> [Problem requirements]:
Below is a block of records; return all of them exactly, but without the images.

(Figure data in JSON)
# # # #

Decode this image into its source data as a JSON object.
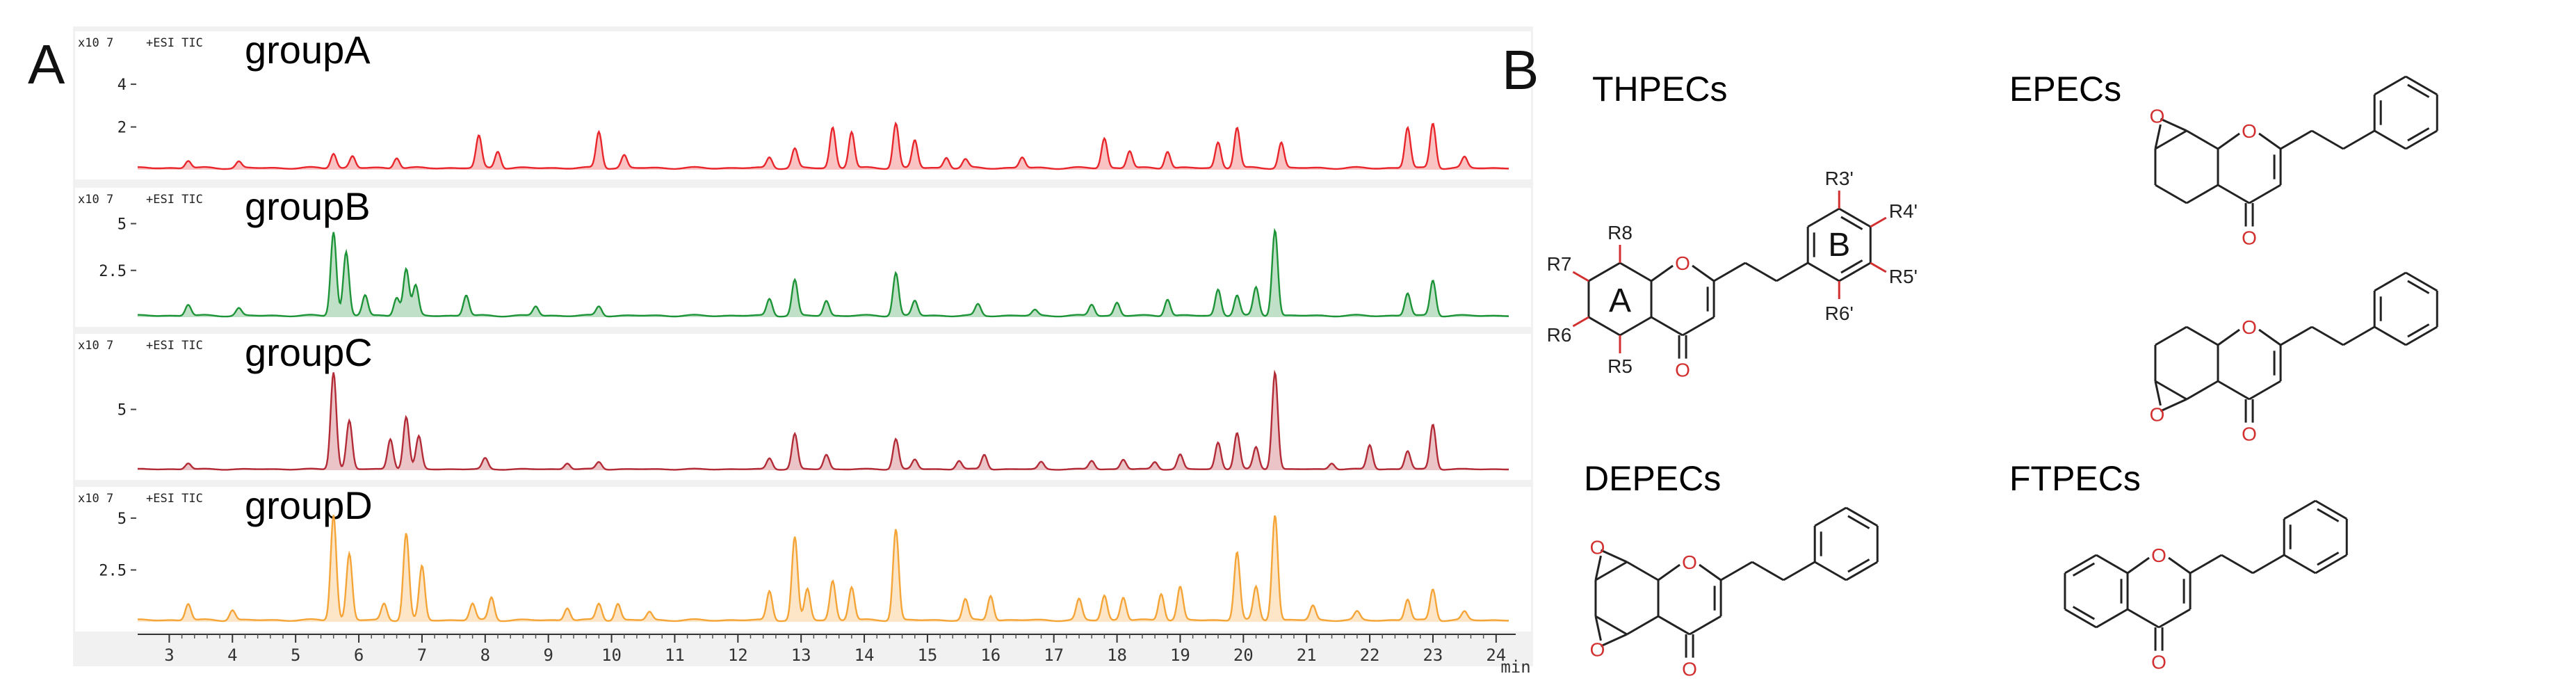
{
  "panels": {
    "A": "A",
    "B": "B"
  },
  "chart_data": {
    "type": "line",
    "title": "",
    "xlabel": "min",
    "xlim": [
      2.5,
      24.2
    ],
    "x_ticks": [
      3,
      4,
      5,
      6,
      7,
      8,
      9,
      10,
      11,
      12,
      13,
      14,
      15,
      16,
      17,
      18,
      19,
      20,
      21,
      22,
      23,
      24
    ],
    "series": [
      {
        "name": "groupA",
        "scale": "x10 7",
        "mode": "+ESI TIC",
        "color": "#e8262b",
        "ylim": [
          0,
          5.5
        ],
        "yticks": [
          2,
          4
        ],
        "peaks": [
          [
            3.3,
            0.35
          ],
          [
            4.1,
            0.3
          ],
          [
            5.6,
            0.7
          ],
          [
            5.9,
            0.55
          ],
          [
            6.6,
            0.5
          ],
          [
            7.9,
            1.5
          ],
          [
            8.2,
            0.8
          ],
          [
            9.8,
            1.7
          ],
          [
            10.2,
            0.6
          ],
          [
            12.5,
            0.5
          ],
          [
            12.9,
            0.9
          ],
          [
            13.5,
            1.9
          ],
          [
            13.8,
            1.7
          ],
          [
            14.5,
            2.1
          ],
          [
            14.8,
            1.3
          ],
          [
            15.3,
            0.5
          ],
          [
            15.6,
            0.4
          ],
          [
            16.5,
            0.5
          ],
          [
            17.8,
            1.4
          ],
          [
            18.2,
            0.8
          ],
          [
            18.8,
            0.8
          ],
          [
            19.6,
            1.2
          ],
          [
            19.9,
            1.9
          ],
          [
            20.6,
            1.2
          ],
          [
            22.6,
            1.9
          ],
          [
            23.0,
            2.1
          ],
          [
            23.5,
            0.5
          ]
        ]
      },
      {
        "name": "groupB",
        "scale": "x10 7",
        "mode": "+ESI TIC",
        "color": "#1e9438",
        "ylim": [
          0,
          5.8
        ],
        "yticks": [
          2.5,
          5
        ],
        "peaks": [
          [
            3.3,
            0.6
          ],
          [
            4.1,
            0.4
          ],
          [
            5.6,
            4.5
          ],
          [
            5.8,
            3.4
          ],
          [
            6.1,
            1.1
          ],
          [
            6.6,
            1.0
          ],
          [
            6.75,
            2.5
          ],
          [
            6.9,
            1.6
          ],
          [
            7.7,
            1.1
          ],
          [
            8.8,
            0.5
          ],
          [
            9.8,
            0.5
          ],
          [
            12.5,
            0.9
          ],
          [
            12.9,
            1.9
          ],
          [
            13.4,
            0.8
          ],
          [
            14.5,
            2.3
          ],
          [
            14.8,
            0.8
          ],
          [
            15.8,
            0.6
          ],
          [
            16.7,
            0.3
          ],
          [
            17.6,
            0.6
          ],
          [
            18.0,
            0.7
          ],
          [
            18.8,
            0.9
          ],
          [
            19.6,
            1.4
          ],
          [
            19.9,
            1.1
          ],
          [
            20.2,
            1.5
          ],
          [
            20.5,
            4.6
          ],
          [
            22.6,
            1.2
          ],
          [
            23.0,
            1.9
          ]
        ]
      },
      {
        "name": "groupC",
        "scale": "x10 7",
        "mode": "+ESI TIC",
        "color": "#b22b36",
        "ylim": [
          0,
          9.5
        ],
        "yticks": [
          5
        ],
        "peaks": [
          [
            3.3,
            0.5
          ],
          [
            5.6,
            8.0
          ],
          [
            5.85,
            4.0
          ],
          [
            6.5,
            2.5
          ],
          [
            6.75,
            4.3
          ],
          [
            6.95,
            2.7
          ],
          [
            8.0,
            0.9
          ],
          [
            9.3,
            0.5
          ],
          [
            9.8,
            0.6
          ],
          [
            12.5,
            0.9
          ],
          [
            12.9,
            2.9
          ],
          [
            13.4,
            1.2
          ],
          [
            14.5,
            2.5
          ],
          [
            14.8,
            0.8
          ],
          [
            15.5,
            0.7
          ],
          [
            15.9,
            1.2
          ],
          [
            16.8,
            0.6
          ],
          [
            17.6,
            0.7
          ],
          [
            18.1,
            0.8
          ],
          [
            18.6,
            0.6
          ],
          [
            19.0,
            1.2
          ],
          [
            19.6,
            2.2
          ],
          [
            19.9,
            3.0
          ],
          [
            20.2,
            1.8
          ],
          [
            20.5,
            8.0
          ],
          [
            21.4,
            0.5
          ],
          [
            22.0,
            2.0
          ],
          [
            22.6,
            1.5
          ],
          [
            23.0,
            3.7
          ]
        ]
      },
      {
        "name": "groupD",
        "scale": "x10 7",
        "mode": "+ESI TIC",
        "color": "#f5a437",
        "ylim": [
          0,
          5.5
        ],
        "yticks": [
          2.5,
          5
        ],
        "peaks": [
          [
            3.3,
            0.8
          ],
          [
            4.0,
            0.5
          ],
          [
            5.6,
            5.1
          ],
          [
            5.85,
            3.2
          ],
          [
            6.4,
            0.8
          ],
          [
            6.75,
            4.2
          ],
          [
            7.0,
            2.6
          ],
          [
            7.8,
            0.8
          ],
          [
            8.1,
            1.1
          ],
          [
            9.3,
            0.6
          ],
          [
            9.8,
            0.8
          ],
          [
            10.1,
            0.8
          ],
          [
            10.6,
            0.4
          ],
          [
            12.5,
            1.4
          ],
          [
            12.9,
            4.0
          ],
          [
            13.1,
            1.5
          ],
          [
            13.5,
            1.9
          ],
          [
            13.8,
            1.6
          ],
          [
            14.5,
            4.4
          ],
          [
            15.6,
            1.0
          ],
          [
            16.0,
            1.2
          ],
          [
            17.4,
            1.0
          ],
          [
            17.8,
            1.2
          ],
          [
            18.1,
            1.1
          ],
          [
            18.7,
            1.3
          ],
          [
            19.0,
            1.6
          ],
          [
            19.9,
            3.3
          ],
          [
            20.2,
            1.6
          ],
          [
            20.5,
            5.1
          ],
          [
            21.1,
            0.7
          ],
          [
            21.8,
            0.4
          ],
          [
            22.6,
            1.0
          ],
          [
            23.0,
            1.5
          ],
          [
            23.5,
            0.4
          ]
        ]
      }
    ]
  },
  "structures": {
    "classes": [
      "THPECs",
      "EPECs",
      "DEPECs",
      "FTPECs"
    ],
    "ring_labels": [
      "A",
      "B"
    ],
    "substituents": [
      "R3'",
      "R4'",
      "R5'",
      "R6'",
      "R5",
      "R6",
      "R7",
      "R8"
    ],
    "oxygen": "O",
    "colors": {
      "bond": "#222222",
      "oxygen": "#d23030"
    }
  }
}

# # # #

> [Response to the exercise]:
Decode this image into its source data as a JSON object.
{
  "panels": {
    "A": "A",
    "B": "B"
  },
  "chart_data": {
    "type": "line",
    "title": "",
    "xlabel": "min",
    "xlim": [
      2.5,
      24.2
    ],
    "x_ticks": [
      3,
      4,
      5,
      6,
      7,
      8,
      9,
      10,
      11,
      12,
      13,
      14,
      15,
      16,
      17,
      18,
      19,
      20,
      21,
      22,
      23,
      24
    ],
    "series": [
      {
        "name": "groupA",
        "scale": "x10 7",
        "mode": "+ESI TIC",
        "color": "#e8262b",
        "ylim": [
          0,
          5.5
        ],
        "yticks": [
          2,
          4
        ],
        "peaks": [
          [
            3.3,
            0.35
          ],
          [
            4.1,
            0.3
          ],
          [
            5.6,
            0.7
          ],
          [
            5.9,
            0.55
          ],
          [
            6.6,
            0.5
          ],
          [
            7.9,
            1.5
          ],
          [
            8.2,
            0.8
          ],
          [
            9.8,
            1.7
          ],
          [
            10.2,
            0.6
          ],
          [
            12.5,
            0.5
          ],
          [
            12.9,
            0.9
          ],
          [
            13.5,
            1.9
          ],
          [
            13.8,
            1.7
          ],
          [
            14.5,
            2.1
          ],
          [
            14.8,
            1.3
          ],
          [
            15.3,
            0.5
          ],
          [
            15.6,
            0.4
          ],
          [
            16.5,
            0.5
          ],
          [
            17.8,
            1.4
          ],
          [
            18.2,
            0.8
          ],
          [
            18.8,
            0.8
          ],
          [
            19.6,
            1.2
          ],
          [
            19.9,
            1.9
          ],
          [
            20.6,
            1.2
          ],
          [
            22.6,
            1.9
          ],
          [
            23.0,
            2.1
          ],
          [
            23.5,
            0.5
          ]
        ]
      },
      {
        "name": "groupB",
        "scale": "x10 7",
        "mode": "+ESI TIC",
        "color": "#1e9438",
        "ylim": [
          0,
          5.8
        ],
        "yticks": [
          2.5,
          5
        ],
        "peaks": [
          [
            3.3,
            0.6
          ],
          [
            4.1,
            0.4
          ],
          [
            5.6,
            4.5
          ],
          [
            5.8,
            3.4
          ],
          [
            6.1,
            1.1
          ],
          [
            6.6,
            1.0
          ],
          [
            6.75,
            2.5
          ],
          [
            6.9,
            1.6
          ],
          [
            7.7,
            1.1
          ],
          [
            8.8,
            0.5
          ],
          [
            9.8,
            0.5
          ],
          [
            12.5,
            0.9
          ],
          [
            12.9,
            1.9
          ],
          [
            13.4,
            0.8
          ],
          [
            14.5,
            2.3
          ],
          [
            14.8,
            0.8
          ],
          [
            15.8,
            0.6
          ],
          [
            16.7,
            0.3
          ],
          [
            17.6,
            0.6
          ],
          [
            18.0,
            0.7
          ],
          [
            18.8,
            0.9
          ],
          [
            19.6,
            1.4
          ],
          [
            19.9,
            1.1
          ],
          [
            20.2,
            1.5
          ],
          [
            20.5,
            4.6
          ],
          [
            22.6,
            1.2
          ],
          [
            23.0,
            1.9
          ]
        ]
      },
      {
        "name": "groupC",
        "scale": "x10 7",
        "mode": "+ESI TIC",
        "color": "#b22b36",
        "ylim": [
          0,
          9.5
        ],
        "yticks": [
          5
        ],
        "peaks": [
          [
            3.3,
            0.5
          ],
          [
            5.6,
            8.0
          ],
          [
            5.85,
            4.0
          ],
          [
            6.5,
            2.5
          ],
          [
            6.75,
            4.3
          ],
          [
            6.95,
            2.7
          ],
          [
            8.0,
            0.9
          ],
          [
            9.3,
            0.5
          ],
          [
            9.8,
            0.6
          ],
          [
            12.5,
            0.9
          ],
          [
            12.9,
            2.9
          ],
          [
            13.4,
            1.2
          ],
          [
            14.5,
            2.5
          ],
          [
            14.8,
            0.8
          ],
          [
            15.5,
            0.7
          ],
          [
            15.9,
            1.2
          ],
          [
            16.8,
            0.6
          ],
          [
            17.6,
            0.7
          ],
          [
            18.1,
            0.8
          ],
          [
            18.6,
            0.6
          ],
          [
            19.0,
            1.2
          ],
          [
            19.6,
            2.2
          ],
          [
            19.9,
            3.0
          ],
          [
            20.2,
            1.8
          ],
          [
            20.5,
            8.0
          ],
          [
            21.4,
            0.5
          ],
          [
            22.0,
            2.0
          ],
          [
            22.6,
            1.5
          ],
          [
            23.0,
            3.7
          ]
        ]
      },
      {
        "name": "groupD",
        "scale": "x10 7",
        "mode": "+ESI TIC",
        "color": "#f5a437",
        "ylim": [
          0,
          5.5
        ],
        "yticks": [
          2.5,
          5
        ],
        "peaks": [
          [
            3.3,
            0.8
          ],
          [
            4.0,
            0.5
          ],
          [
            5.6,
            5.1
          ],
          [
            5.85,
            3.2
          ],
          [
            6.4,
            0.8
          ],
          [
            6.75,
            4.2
          ],
          [
            7.0,
            2.6
          ],
          [
            7.8,
            0.8
          ],
          [
            8.1,
            1.1
          ],
          [
            9.3,
            0.6
          ],
          [
            9.8,
            0.8
          ],
          [
            10.1,
            0.8
          ],
          [
            10.6,
            0.4
          ],
          [
            12.5,
            1.4
          ],
          [
            12.9,
            4.0
          ],
          [
            13.1,
            1.5
          ],
          [
            13.5,
            1.9
          ],
          [
            13.8,
            1.6
          ],
          [
            14.5,
            4.4
          ],
          [
            15.6,
            1.0
          ],
          [
            16.0,
            1.2
          ],
          [
            17.4,
            1.0
          ],
          [
            17.8,
            1.2
          ],
          [
            18.1,
            1.1
          ],
          [
            18.7,
            1.3
          ],
          [
            19.0,
            1.6
          ],
          [
            19.9,
            3.3
          ],
          [
            20.2,
            1.6
          ],
          [
            20.5,
            5.1
          ],
          [
            21.1,
            0.7
          ],
          [
            21.8,
            0.4
          ],
          [
            22.6,
            1.0
          ],
          [
            23.0,
            1.5
          ],
          [
            23.5,
            0.4
          ]
        ]
      }
    ]
  },
  "structures": {
    "classes": [
      "THPECs",
      "EPECs",
      "DEPECs",
      "FTPECs"
    ],
    "ring_labels": [
      "A",
      "B"
    ],
    "substituents": [
      "R3'",
      "R4'",
      "R5'",
      "R6'",
      "R5",
      "R6",
      "R7",
      "R8"
    ],
    "oxygen": "O",
    "colors": {
      "bond": "#222222",
      "oxygen": "#d23030"
    }
  }
}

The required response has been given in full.